## TASK INSTRUCTIONS
Turn the material below into a Markdown table with two columns, Row and Entry, giving each nonblank line its own numbered row and skipping blank lines.

## RECORDS TO PROCESS
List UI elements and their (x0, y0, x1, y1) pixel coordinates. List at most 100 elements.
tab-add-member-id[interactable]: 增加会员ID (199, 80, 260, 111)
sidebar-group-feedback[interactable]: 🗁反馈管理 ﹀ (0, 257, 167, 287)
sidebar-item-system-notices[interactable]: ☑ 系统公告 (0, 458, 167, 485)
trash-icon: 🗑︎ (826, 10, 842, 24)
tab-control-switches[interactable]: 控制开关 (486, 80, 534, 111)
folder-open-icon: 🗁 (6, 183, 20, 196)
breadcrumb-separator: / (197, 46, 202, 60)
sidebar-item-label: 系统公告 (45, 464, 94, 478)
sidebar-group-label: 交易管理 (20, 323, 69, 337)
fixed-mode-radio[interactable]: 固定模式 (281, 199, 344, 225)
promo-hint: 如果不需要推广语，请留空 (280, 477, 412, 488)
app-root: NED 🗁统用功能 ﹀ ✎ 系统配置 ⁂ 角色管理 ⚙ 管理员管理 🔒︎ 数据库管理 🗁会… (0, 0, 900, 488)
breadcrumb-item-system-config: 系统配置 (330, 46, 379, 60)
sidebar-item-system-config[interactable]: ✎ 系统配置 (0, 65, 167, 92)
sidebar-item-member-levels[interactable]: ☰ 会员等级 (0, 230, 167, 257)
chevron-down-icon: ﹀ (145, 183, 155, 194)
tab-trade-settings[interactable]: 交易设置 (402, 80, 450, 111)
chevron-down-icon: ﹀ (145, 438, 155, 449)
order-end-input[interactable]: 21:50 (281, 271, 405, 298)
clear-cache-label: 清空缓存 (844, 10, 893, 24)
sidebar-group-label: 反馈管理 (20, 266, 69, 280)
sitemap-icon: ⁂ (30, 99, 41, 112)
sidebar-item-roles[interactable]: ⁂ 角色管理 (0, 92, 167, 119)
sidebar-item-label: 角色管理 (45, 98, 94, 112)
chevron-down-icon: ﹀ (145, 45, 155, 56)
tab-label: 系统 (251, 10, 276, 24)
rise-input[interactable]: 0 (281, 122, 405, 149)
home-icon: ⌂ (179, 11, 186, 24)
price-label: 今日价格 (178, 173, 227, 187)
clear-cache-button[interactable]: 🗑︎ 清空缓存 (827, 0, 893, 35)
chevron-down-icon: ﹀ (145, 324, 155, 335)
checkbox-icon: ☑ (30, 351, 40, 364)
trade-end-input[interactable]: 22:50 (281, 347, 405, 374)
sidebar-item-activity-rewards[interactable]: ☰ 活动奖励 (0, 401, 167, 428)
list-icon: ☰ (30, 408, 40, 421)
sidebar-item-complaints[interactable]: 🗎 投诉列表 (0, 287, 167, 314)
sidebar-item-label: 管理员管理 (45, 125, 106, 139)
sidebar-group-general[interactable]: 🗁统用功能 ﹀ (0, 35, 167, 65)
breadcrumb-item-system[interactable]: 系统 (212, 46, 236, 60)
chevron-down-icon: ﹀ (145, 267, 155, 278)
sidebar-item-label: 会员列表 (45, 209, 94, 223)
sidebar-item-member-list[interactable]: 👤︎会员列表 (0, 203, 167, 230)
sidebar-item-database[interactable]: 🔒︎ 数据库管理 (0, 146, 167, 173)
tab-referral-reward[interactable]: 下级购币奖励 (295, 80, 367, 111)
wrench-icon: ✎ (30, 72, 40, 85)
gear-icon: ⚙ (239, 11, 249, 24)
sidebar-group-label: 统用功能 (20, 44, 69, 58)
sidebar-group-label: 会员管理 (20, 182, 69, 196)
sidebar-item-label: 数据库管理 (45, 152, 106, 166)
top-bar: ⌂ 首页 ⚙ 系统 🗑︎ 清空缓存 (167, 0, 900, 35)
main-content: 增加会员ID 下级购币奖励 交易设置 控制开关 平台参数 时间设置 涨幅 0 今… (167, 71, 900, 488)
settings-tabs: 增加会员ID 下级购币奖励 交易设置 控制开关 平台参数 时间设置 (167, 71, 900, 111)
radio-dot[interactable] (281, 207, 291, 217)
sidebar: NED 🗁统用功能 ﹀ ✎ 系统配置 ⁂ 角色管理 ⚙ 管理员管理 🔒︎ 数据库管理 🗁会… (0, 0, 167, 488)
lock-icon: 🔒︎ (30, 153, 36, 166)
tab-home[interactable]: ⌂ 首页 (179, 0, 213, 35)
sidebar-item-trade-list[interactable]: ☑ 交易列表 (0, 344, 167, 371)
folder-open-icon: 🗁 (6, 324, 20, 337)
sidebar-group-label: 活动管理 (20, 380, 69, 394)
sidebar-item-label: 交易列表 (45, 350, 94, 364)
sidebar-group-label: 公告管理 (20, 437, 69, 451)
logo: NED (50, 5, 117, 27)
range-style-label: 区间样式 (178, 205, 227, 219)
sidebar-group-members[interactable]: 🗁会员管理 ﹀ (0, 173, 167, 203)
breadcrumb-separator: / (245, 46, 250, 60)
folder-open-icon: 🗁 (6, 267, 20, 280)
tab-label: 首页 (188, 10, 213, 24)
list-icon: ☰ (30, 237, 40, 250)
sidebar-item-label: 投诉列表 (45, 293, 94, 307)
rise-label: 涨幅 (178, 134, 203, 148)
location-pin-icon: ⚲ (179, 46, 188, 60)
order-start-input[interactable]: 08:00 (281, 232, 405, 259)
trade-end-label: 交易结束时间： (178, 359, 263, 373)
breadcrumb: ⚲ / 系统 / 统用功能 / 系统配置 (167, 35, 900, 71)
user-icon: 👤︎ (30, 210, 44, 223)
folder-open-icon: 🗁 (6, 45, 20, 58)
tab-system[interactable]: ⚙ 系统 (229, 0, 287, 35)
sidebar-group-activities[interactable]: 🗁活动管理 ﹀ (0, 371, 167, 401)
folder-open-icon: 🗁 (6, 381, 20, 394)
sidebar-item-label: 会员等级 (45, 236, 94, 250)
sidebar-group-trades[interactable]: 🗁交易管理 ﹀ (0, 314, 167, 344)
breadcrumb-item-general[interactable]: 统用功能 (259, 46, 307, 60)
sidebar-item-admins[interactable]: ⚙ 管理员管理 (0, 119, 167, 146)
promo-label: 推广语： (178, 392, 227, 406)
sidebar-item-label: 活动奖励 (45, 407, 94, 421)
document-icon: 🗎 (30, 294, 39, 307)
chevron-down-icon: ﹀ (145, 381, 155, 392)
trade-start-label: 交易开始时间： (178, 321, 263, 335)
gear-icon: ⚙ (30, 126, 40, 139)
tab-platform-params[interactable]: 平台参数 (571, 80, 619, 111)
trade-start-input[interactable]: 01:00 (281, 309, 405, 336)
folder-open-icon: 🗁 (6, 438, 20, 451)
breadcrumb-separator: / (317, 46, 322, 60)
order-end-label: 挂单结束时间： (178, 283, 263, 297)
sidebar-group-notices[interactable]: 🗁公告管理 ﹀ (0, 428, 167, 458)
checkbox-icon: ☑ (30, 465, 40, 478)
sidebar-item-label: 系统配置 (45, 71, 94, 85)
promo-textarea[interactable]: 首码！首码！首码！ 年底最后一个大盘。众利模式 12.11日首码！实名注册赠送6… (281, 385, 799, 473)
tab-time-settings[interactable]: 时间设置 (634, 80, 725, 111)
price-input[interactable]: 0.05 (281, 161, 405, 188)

## RESULT OF THE TASK
| Row | Entry |
|---|---|
| 1 | List UI elements and their (x0, y0, x1, y1) pixel coordinates. List at most 100 elements. |
| 2 | tab-add-member-id[interactable]: 增加会员ID (199, 80, 260, 111) |
| 3 | sidebar-group-feedback[interactable]: 🗁反馈管理 ﹀ (0, 257, 167, 287) |
| 4 | sidebar-item-system-notices[interactable]: ☑ 系统公告 (0, 458, 167, 485) |
| 5 | trash-icon: 🗑︎ (826, 10, 842, 24) |
| 6 | tab-control-switches[interactable]: 控制开关 (486, 80, 534, 111) |
| 7 | folder-open-icon: 🗁 (6, 183, 20, 196) |
| 8 | breadcrumb-separator: / (197, 46, 202, 60) |
| 9 | sidebar-item-label: 系统公告 (45, 464, 94, 478) |
| 10 | sidebar-group-label: 交易管理 (20, 323, 69, 337) |
| 11 | fixed-mode-radio[interactable]: 固定模式 (281, 199, 344, 225) |
| 12 | promo-hint: 如果不需要推广语，请留空 (280, 477, 412, 488) |
| 13 | app-root: NED 🗁统用功能 ﹀ ✎ 系统配置 ⁂ 角色管理 ⚙ 管理员管理 🔒︎ 数据库管理 🗁会… (0, 0, 900, 488) |
| 14 | breadcrumb-item-system-config: 系统配置 (330, 46, 379, 60) |
| 15 | sidebar-item-system-config[interactable]: ✎ 系统配置 (0, 65, 167, 92) |
| 16 | sidebar-item-member-levels[interactable]: ☰ 会员等级 (0, 230, 167, 257) |
| 17 | chevron-down-icon: ﹀ (145, 183, 155, 194) |
| 18 | tab-trade-settings[interactable]: 交易设置 (402, 80, 450, 111) |
| 19 | chevron-down-icon: ﹀ (145, 438, 155, 449) |
| 20 | order-end-input[interactable]: 21:50 (281, 271, 405, 298) |
| 21 | clear-cache-label: 清空缓存 (844, 10, 893, 24) |
| 22 | sidebar-group-label: 反馈管理 (20, 266, 69, 280) |
| 23 | sitemap-icon: ⁂ (30, 99, 41, 112) |
| 24 | sidebar-item-roles[interactable]: ⁂ 角色管理 (0, 92, 167, 119) |
| 25 | sidebar-item-label: 角色管理 (45, 98, 94, 112) |
| 26 | chevron-down-icon: ﹀ (145, 45, 155, 56) |
| 27 | tab-label: 系统 (251, 10, 276, 24) |
| 28 | rise-input[interactable]: 0 (281, 122, 405, 149) |
| 29 | home-icon: ⌂ (179, 11, 186, 24) |
| 30 | price-label: 今日价格 (178, 173, 227, 187) |
| 31 | clear-cache-button[interactable]: 🗑︎ 清空缓存 (827, 0, 893, 35) |
| 32 | chevron-down-icon: ﹀ (145, 324, 155, 335) |
| 33 | checkbox-icon: ☑ (30, 351, 40, 364) |
| 34 | trade-end-input[interactable]: 22:50 (281, 347, 405, 374) |
| 35 | sidebar-item-activity-rewards[interactable]: ☰ 活动奖励 (0, 401, 167, 428) |
| 36 | list-icon: ☰ (30, 408, 40, 421) |
| 37 | sidebar-item-complaints[interactable]: 🗎 投诉列表 (0, 287, 167, 314) |
| 38 | sidebar-item-label: 管理员管理 (45, 125, 106, 139) |
| 39 | sidebar-group-general[interactable]: 🗁统用功能 ﹀ (0, 35, 167, 65) |
| 40 | breadcrumb-item-system[interactable]: 系统 (212, 46, 236, 60) |
| 41 | chevron-down-icon: ﹀ (145, 267, 155, 278) |
| 42 | sidebar-item-label: 会员列表 (45, 209, 94, 223) |
| 43 | sidebar-item-member-list[interactable]: 👤︎会员列表 (0, 203, 167, 230) |
| 44 | sidebar-item-database[interactable]: 🔒︎ 数据库管理 (0, 146, 167, 173) |
| 45 | tab-referral-reward[interactable]: 下级购币奖励 (295, 80, 367, 111) |
| 46 | wrench-icon: ✎ (30, 72, 40, 85) |
| 47 | gear-icon: ⚙ (239, 11, 249, 24) |
| 48 | sidebar-group-label: 统用功能 (20, 44, 69, 58) |
| 49 | sidebar-group-label: 会员管理 (20, 182, 69, 196) |
| 50 | sidebar-item-label: 数据库管理 (45, 152, 106, 166) |
| 51 | top-bar: ⌂ 首页 ⚙ 系统 🗑︎ 清空缓存 (167, 0, 900, 35) |
| 52 | main-content: 增加会员ID 下级购币奖励 交易设置 控制开关 平台参数 时间设置 涨幅 0 今… (167, 71, 900, 488) |
| 53 | settings-tabs: 增加会员ID 下级购币奖励 交易设置 控制开关 平台参数 时间设置 (167, 71, 900, 111) |
| 54 | radio-dot[interactable] (281, 207, 291, 217) |
| 55 | sidebar: NED 🗁统用功能 ﹀ ✎ 系统配置 ⁂ 角色管理 ⚙ 管理员管理 🔒︎ 数据库管理 🗁会… (0, 0, 167, 488) |
| 56 | lock-icon: 🔒︎ (30, 153, 36, 166) |
| 57 | tab-home[interactable]: ⌂ 首页 (179, 0, 213, 35) |
| 58 | sidebar-item-trade-list[interactable]: ☑ 交易列表 (0, 344, 167, 371) |
| 59 | folder-open-icon: 🗁 (6, 324, 20, 337) |
| 60 | sidebar-group-label: 活动管理 (20, 380, 69, 394) |
| 61 | sidebar-item-label: 交易列表 (45, 350, 94, 364) |
| 62 | sidebar-group-label: 公告管理 (20, 437, 69, 451) |
| 63 | logo: NED (50, 5, 117, 27) |
| 64 | range-style-label: 区间样式 (178, 205, 227, 219) |
| 65 | sidebar-group-members[interactable]: 🗁会员管理 ﹀ (0, 173, 167, 203) |
| 66 | breadcrumb-separator: / (245, 46, 250, 60) |
| 67 | folder-open-icon: 🗁 (6, 267, 20, 280) |
| 68 | tab-label: 首页 (188, 10, 213, 24) |
| 69 | list-icon: ☰ (30, 237, 40, 250) |
| 70 | sidebar-item-label: 投诉列表 (45, 293, 94, 307) |
| 71 | rise-label: 涨幅 (178, 134, 203, 148) |
| 72 | location-pin-icon: ⚲ (179, 46, 188, 60) |
| 73 | order-start-input[interactable]: 08:00 (281, 232, 405, 259) |
| 74 | trade-end-label: 交易结束时间： (178, 359, 263, 373) |
| 75 | breadcrumb: ⚲ / 系统 / 统用功能 / 系统配置 (167, 35, 900, 71) |
| 76 | user-icon: 👤︎ (30, 210, 44, 223) |
| 77 | folder-open-icon: 🗁 (6, 45, 20, 58) |
| 78 | tab-system[interactable]: ⚙ 系统 (229, 0, 287, 35) |
| 79 | sidebar-group-activities[interactable]: 🗁活动管理 ﹀ (0, 371, 167, 401) |
| 80 | folder-open-icon: 🗁 (6, 381, 20, 394) |
| 81 | sidebar-item-label: 会员等级 (45, 236, 94, 250) |
| 82 | sidebar-group-trades[interactable]: 🗁交易管理 ﹀ (0, 314, 167, 344) |
| 83 | breadcrumb-item-general[interactable]: 统用功能 (259, 46, 307, 60) |
| 84 | sidebar-item-admins[interactable]: ⚙ 管理员管理 (0, 119, 167, 146) |
| 85 | promo-label: 推广语： (178, 392, 227, 406) |
| 86 | sidebar-item-label: 活动奖励 (45, 407, 94, 421) |
| 87 | document-icon: 🗎 (30, 294, 39, 307) |
| 88 | chevron-down-icon: ﹀ (145, 381, 155, 392) |
| 89 | trade-start-label: 交易开始时间： (178, 321, 263, 335) |
| 90 | gear-icon: ⚙ (30, 126, 40, 139) |
| 91 | tab-platform-params[interactable]: 平台参数 (571, 80, 619, 111) |
| 92 | trade-start-input[interactable]: 01:00 (281, 309, 405, 336) |
| 93 | folder-open-icon: 🗁 (6, 438, 20, 451) |
| 94 | breadcrumb-separator: / (317, 46, 322, 60) |
| 95 | order-end-label: 挂单结束时间： (178, 283, 263, 297) |
| 96 | sidebar-group-notices[interactable]: 🗁公告管理 ﹀ (0, 428, 167, 458) |
| 97 | checkbox-icon: ☑ (30, 465, 40, 478) |
| 98 | sidebar-item-label: 系统配置 (45, 71, 94, 85) |
| 99 | promo-textarea[interactable]: 首码！首码！首码！ 年底最后一个大盘。众利模式 12.11日首码！实名注册赠送6… (281, 385, 799, 473) |
| 100 | tab-time-settings[interactable]: 时间设置 (634, 80, 725, 111) |
| 101 | price-input[interactable]: 0.05 (281, 161, 405, 188) |